[MATERIAL PROVIDED]

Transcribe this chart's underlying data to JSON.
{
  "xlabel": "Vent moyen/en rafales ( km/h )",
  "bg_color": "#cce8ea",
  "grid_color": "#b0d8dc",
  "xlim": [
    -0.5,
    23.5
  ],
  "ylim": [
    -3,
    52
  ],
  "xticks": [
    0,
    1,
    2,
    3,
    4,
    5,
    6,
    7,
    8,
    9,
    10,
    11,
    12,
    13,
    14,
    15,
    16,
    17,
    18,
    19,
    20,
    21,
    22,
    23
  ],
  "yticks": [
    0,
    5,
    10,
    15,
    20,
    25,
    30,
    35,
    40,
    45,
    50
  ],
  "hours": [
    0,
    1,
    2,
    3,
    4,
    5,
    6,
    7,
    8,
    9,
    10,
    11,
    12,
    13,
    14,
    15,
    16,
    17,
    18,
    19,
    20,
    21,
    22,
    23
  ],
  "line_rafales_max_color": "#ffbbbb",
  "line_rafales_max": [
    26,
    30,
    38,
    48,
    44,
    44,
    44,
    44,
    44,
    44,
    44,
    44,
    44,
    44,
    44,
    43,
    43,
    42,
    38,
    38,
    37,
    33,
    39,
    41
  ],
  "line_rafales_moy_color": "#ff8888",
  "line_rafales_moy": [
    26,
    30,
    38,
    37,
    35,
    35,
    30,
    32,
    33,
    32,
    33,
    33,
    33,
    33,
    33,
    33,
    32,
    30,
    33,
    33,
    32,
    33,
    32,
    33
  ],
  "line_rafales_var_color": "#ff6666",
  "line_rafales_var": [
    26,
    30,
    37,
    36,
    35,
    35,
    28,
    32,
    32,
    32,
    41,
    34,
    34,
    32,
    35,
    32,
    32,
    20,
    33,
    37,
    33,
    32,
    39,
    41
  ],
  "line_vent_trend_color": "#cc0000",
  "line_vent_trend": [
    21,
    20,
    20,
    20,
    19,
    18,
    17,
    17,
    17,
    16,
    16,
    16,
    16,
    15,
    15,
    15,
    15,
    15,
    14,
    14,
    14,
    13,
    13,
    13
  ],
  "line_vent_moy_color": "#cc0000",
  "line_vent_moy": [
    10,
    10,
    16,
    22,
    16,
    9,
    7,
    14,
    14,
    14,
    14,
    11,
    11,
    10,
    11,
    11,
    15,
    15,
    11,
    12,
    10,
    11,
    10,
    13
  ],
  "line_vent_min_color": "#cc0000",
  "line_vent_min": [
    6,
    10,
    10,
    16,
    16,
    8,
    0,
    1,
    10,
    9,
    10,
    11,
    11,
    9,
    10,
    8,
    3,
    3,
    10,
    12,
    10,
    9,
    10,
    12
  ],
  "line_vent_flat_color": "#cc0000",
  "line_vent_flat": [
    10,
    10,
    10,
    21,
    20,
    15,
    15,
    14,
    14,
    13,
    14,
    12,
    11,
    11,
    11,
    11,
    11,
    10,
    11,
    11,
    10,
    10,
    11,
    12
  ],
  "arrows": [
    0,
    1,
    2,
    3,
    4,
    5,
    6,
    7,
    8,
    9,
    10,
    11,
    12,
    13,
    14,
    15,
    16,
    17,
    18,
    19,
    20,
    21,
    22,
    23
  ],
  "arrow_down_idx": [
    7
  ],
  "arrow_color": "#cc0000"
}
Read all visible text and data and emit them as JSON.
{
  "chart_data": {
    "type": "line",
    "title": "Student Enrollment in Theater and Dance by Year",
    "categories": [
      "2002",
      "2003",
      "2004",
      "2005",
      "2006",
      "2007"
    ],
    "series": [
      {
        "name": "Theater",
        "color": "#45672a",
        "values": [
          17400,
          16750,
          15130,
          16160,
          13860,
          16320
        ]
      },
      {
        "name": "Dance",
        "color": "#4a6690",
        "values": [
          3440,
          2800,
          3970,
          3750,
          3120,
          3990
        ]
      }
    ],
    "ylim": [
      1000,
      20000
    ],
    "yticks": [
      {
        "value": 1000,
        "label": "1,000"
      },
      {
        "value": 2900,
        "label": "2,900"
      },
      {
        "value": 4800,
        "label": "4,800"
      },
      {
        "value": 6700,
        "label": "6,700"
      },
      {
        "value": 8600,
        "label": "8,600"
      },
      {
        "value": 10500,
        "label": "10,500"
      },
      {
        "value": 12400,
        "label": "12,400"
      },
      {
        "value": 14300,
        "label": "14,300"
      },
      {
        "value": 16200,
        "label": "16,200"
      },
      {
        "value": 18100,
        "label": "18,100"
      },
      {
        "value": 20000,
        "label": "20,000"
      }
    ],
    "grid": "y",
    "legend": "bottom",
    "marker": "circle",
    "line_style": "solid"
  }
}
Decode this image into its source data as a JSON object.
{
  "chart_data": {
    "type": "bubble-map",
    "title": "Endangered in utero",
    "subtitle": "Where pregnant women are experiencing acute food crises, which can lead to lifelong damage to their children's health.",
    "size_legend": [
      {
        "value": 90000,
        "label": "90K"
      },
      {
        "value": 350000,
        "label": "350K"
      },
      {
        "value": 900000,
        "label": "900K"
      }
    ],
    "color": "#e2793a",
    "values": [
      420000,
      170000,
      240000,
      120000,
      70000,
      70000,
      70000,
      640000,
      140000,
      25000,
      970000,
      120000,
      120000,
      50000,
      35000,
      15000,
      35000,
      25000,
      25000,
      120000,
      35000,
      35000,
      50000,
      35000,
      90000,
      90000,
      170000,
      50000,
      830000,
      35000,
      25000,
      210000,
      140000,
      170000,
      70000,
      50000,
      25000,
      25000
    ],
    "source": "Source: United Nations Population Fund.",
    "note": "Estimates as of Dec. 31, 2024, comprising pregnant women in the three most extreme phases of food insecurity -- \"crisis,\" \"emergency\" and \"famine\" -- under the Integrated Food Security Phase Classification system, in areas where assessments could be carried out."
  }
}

* * *

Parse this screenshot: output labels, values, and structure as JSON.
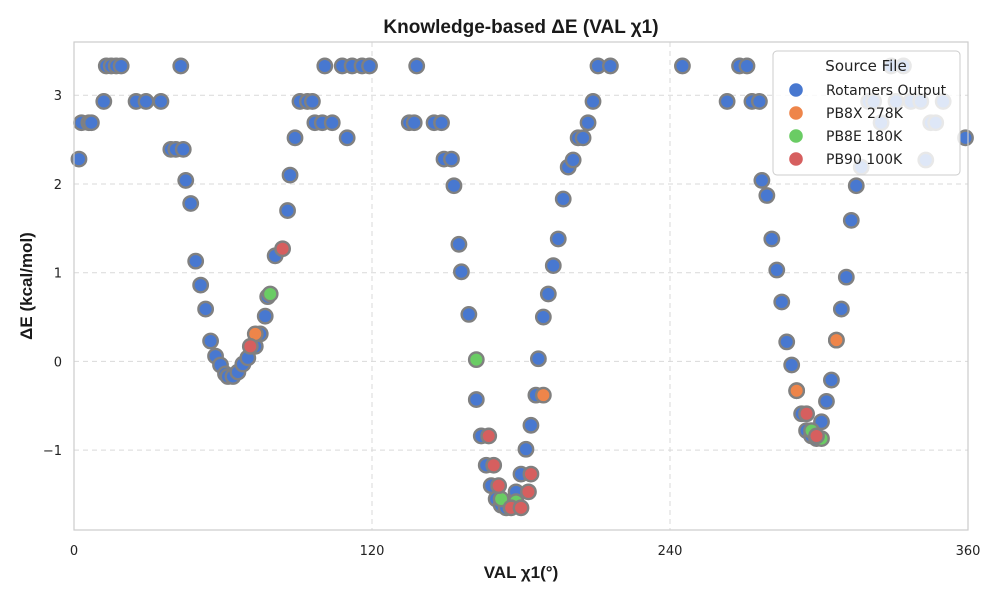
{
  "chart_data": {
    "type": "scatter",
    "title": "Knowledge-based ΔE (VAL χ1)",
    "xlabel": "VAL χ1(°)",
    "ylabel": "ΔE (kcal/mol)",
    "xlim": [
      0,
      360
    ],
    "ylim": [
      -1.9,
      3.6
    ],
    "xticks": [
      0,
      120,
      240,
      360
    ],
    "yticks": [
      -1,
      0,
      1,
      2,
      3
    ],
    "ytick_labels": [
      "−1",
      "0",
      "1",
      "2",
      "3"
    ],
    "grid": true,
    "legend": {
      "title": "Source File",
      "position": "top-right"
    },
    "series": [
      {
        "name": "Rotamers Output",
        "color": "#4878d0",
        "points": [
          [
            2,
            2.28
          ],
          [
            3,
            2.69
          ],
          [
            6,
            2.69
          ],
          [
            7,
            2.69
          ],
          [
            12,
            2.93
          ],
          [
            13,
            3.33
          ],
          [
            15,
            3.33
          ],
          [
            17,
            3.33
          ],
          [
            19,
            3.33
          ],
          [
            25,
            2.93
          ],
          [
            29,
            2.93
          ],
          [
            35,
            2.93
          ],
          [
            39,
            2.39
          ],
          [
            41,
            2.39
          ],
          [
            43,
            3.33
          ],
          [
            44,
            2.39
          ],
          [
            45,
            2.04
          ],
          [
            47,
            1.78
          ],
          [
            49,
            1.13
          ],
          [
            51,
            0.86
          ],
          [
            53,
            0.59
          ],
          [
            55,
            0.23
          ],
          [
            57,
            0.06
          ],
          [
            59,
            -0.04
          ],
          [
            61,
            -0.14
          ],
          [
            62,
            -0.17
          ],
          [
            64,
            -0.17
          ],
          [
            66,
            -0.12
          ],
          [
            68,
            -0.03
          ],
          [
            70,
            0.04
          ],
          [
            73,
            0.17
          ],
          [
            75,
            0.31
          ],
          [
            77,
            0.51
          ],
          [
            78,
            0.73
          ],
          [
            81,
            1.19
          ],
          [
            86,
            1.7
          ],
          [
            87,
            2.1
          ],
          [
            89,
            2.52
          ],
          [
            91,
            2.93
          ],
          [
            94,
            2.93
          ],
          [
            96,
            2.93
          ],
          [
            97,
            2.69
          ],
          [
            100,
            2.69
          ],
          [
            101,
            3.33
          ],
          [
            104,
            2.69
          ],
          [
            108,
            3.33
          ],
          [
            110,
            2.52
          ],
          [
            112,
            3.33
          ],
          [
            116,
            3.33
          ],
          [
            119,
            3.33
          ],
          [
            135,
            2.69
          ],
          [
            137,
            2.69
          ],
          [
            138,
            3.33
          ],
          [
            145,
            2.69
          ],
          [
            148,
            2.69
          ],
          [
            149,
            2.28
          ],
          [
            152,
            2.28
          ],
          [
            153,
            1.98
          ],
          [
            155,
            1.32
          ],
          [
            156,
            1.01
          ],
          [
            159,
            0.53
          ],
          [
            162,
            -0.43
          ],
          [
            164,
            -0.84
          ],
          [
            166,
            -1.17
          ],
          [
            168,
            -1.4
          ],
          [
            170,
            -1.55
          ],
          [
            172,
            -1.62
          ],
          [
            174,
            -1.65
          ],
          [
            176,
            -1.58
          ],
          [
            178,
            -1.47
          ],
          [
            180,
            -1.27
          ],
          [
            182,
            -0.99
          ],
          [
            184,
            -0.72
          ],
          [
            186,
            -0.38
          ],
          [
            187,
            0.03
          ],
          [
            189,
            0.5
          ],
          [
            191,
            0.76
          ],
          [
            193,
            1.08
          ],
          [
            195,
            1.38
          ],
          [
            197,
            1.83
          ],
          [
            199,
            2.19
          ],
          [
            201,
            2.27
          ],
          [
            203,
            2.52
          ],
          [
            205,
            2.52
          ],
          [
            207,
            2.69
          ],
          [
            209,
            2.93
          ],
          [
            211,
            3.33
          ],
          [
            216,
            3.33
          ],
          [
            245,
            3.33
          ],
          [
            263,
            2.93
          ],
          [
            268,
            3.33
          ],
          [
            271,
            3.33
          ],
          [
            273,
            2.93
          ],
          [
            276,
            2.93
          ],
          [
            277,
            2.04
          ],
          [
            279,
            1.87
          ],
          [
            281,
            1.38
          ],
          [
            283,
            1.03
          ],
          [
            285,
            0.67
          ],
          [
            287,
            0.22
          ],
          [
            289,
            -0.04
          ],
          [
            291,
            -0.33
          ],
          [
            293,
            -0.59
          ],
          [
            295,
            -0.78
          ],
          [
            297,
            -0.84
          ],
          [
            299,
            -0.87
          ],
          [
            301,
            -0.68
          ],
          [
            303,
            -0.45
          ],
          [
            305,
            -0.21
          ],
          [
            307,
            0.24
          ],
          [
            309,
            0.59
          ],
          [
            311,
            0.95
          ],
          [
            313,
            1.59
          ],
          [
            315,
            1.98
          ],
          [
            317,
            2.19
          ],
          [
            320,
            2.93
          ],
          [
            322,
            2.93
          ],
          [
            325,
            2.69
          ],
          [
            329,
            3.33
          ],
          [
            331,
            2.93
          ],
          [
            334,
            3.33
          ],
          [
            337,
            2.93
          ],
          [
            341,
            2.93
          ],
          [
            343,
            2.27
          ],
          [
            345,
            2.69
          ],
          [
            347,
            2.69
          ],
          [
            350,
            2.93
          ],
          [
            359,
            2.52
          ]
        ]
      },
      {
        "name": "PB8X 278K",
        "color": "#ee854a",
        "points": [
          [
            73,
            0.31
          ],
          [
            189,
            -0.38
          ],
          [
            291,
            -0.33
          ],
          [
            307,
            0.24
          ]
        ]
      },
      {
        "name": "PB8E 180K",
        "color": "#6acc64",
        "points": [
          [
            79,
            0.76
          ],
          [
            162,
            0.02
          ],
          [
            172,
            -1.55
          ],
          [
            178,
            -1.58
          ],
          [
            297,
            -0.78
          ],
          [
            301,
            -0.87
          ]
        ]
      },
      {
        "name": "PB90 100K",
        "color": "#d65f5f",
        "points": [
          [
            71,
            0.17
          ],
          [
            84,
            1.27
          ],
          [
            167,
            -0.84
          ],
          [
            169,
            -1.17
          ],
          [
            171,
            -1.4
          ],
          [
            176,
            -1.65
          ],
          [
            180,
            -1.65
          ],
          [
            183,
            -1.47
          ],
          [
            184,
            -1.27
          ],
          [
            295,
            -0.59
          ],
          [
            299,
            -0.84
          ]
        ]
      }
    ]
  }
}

[TASK PROMPT]
From the data above, copy each line that holds "type".

[PROBLEM SOLUTION]
    "type": "line",
    "type": "bubble-map",
    "type": "scatter",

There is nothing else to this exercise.